- [EXERCISE OBJECTIVE]
Wherever a line holds the string "price", copy that line.

——

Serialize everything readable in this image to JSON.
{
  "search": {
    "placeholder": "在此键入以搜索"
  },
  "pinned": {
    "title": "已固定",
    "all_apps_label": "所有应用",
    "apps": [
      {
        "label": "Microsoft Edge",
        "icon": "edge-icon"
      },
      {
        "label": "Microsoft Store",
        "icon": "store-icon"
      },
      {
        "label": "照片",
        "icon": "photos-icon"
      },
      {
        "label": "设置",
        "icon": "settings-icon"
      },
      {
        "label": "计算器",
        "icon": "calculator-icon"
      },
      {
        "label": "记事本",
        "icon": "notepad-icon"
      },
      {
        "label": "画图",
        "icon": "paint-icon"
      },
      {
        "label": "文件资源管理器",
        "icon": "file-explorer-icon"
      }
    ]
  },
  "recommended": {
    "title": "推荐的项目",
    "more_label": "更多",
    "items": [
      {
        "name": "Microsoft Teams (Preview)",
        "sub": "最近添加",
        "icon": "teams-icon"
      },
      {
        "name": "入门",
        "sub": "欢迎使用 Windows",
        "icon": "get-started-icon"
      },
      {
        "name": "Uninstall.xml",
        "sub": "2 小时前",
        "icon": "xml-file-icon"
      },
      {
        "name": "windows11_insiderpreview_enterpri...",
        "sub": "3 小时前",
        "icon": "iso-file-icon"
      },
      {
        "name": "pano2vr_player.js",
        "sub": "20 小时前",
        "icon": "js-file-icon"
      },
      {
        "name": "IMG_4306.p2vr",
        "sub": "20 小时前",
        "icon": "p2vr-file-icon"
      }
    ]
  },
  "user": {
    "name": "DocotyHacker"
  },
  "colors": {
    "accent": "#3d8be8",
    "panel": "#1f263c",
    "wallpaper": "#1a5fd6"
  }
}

——

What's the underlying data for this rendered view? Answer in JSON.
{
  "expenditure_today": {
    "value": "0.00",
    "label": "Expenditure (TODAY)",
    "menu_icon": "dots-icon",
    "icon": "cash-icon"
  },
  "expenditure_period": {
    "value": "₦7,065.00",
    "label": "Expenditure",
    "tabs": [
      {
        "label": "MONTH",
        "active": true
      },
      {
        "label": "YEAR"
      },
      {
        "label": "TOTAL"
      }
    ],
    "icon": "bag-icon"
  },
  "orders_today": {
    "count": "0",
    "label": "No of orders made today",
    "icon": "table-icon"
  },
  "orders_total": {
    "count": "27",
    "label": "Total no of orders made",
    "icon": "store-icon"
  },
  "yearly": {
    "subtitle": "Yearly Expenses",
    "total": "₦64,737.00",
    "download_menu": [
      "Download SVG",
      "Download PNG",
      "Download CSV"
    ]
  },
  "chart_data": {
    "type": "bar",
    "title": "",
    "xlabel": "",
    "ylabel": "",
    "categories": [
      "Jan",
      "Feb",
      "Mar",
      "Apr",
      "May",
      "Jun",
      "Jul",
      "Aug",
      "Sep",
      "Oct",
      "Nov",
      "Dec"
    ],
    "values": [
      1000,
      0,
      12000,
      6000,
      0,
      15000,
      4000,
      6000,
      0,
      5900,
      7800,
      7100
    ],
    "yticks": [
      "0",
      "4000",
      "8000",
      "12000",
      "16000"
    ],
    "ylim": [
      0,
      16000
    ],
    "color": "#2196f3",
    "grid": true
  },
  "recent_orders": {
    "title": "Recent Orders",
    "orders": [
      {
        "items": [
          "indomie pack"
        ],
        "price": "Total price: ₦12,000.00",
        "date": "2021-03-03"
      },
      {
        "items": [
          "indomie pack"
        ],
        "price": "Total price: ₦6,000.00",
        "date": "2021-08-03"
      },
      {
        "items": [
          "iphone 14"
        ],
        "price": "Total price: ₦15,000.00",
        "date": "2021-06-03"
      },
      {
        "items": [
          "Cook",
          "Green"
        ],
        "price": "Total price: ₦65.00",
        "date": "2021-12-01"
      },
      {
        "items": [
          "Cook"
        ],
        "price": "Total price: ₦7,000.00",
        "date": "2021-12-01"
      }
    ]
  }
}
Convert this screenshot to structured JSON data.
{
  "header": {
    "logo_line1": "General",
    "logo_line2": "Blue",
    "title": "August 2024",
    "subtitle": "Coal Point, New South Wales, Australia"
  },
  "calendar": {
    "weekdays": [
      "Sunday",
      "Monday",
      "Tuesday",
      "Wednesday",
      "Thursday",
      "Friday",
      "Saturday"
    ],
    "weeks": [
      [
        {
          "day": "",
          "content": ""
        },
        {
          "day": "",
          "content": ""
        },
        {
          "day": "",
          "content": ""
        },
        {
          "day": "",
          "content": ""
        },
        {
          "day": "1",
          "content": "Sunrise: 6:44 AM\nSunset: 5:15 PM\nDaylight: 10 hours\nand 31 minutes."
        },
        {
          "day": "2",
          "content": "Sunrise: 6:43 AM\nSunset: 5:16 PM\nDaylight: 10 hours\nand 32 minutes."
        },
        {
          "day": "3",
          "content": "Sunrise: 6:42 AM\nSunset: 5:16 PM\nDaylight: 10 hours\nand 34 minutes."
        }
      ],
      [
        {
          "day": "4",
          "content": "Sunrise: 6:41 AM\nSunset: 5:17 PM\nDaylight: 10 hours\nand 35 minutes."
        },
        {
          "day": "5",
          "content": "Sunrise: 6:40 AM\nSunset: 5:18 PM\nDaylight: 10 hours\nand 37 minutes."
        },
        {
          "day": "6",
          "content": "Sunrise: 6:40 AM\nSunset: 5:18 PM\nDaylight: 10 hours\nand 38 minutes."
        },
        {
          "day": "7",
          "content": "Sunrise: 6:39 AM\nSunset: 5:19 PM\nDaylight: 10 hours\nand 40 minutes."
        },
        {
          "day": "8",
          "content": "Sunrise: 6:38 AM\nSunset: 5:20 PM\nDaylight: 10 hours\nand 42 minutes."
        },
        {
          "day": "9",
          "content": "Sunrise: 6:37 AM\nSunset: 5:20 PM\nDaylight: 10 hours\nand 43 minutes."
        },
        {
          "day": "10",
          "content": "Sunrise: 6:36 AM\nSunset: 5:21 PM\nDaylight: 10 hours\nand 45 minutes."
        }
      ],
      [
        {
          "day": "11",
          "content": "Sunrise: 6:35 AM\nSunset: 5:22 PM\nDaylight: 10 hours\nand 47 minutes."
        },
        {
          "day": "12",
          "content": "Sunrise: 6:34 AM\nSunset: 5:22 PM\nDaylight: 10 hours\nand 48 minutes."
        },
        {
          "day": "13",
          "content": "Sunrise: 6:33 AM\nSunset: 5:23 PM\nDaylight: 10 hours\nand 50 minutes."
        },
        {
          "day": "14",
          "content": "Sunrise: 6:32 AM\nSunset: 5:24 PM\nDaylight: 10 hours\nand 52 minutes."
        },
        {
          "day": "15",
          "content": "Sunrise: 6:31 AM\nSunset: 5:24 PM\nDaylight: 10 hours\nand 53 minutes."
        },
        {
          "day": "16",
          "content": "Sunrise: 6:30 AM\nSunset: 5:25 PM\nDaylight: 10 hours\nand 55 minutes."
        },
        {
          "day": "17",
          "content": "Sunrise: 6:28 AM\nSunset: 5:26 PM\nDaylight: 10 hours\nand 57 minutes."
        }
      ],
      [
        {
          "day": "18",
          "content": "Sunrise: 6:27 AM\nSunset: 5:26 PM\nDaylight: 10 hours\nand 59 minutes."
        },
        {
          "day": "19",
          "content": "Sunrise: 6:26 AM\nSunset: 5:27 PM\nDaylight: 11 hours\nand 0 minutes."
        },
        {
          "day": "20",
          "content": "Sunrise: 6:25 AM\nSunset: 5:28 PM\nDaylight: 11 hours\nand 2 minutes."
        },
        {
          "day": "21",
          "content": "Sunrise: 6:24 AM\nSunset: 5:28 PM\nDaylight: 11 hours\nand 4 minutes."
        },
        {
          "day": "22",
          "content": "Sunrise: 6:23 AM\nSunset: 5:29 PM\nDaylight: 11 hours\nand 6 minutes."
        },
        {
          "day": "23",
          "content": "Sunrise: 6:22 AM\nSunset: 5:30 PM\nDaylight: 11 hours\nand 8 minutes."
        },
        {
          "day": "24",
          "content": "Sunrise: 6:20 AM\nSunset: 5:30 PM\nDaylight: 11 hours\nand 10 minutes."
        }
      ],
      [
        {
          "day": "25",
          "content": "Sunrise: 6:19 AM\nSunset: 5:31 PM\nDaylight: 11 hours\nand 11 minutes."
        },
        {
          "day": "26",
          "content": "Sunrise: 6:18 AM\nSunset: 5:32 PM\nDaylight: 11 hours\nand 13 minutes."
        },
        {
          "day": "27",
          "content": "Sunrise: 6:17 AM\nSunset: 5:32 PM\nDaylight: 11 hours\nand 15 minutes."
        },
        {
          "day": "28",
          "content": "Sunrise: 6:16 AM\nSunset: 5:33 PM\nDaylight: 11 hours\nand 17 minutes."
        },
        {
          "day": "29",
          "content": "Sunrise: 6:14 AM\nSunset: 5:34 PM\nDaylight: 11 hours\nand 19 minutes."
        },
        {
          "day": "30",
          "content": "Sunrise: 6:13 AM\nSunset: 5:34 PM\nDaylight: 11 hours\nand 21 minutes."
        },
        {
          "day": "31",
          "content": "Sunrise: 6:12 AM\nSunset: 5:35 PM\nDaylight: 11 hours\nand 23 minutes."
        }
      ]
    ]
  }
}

——

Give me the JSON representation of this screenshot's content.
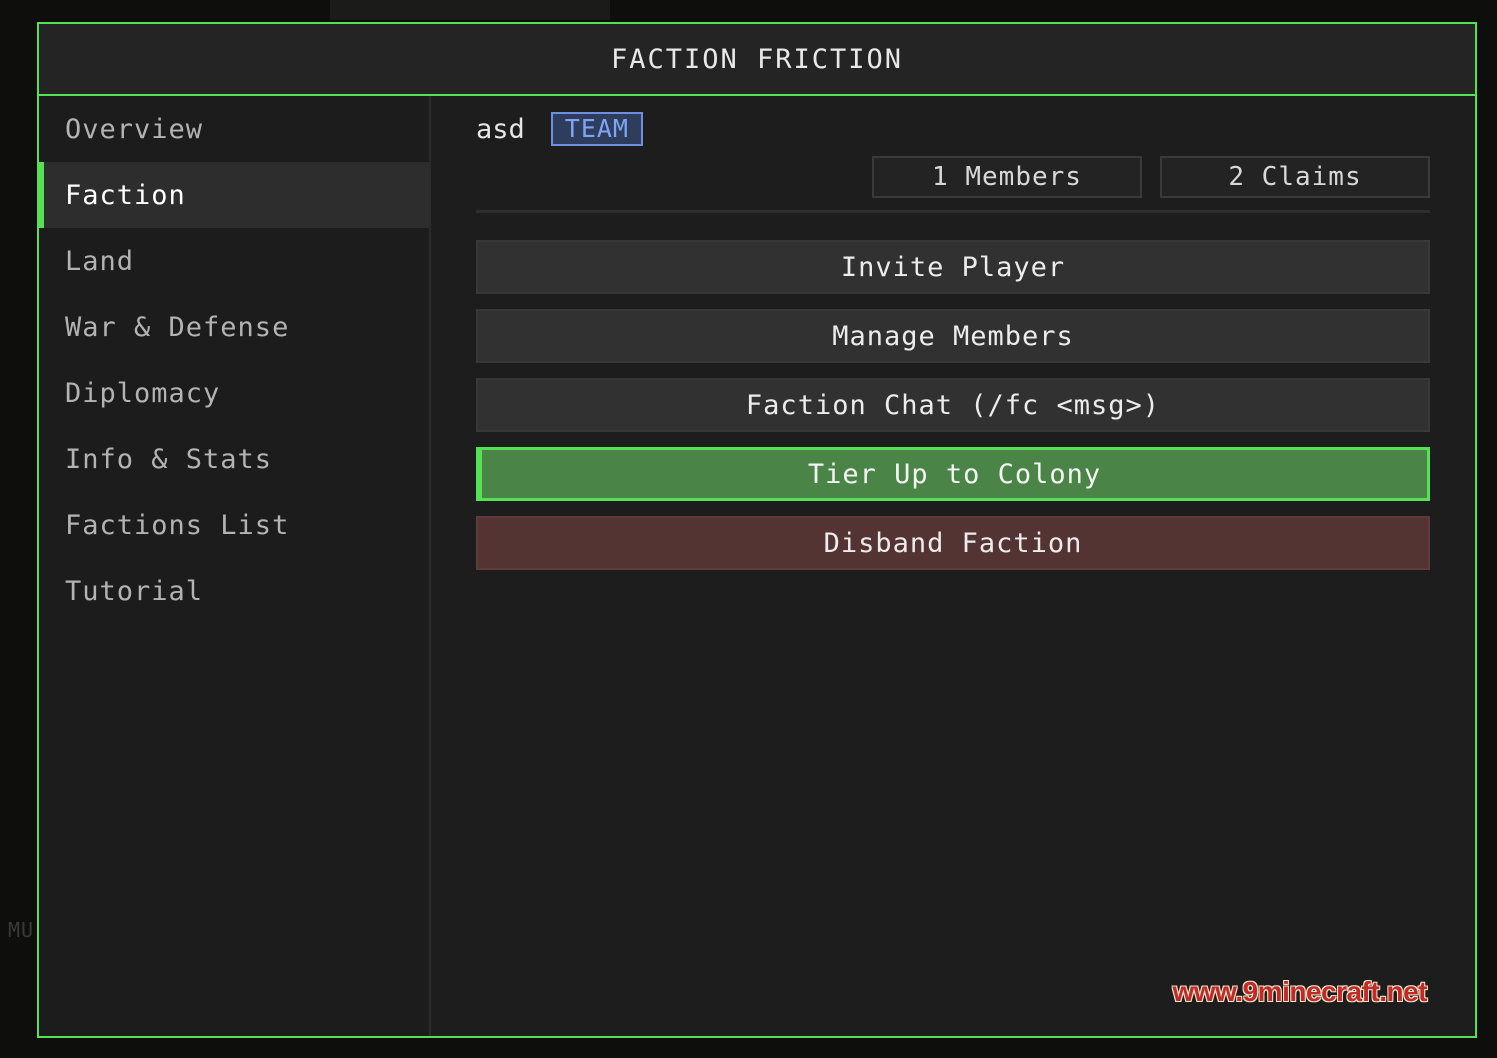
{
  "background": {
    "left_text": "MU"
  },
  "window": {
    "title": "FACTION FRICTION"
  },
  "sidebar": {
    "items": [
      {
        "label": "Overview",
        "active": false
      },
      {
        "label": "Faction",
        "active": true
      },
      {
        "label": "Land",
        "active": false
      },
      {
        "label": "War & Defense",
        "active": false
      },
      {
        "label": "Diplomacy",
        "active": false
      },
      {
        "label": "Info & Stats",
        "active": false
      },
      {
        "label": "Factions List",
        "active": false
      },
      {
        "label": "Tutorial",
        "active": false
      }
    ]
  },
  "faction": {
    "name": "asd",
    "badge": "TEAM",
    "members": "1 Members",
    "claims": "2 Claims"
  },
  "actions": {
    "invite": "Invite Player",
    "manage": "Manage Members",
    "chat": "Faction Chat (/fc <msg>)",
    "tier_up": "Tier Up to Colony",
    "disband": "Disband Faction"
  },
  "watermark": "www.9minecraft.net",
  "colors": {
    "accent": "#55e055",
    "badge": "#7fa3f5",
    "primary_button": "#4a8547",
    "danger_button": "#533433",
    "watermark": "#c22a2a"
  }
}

——

- [SOLUTION]
        "price": "Total price: ₦12,000.00",
        "price": "Total price: ₦6,000.00",
        "price": "Total price: ₦15,000.00",
        "price": "Total price: ₦65.00",
        "price": "Total price: ₦7,000.00",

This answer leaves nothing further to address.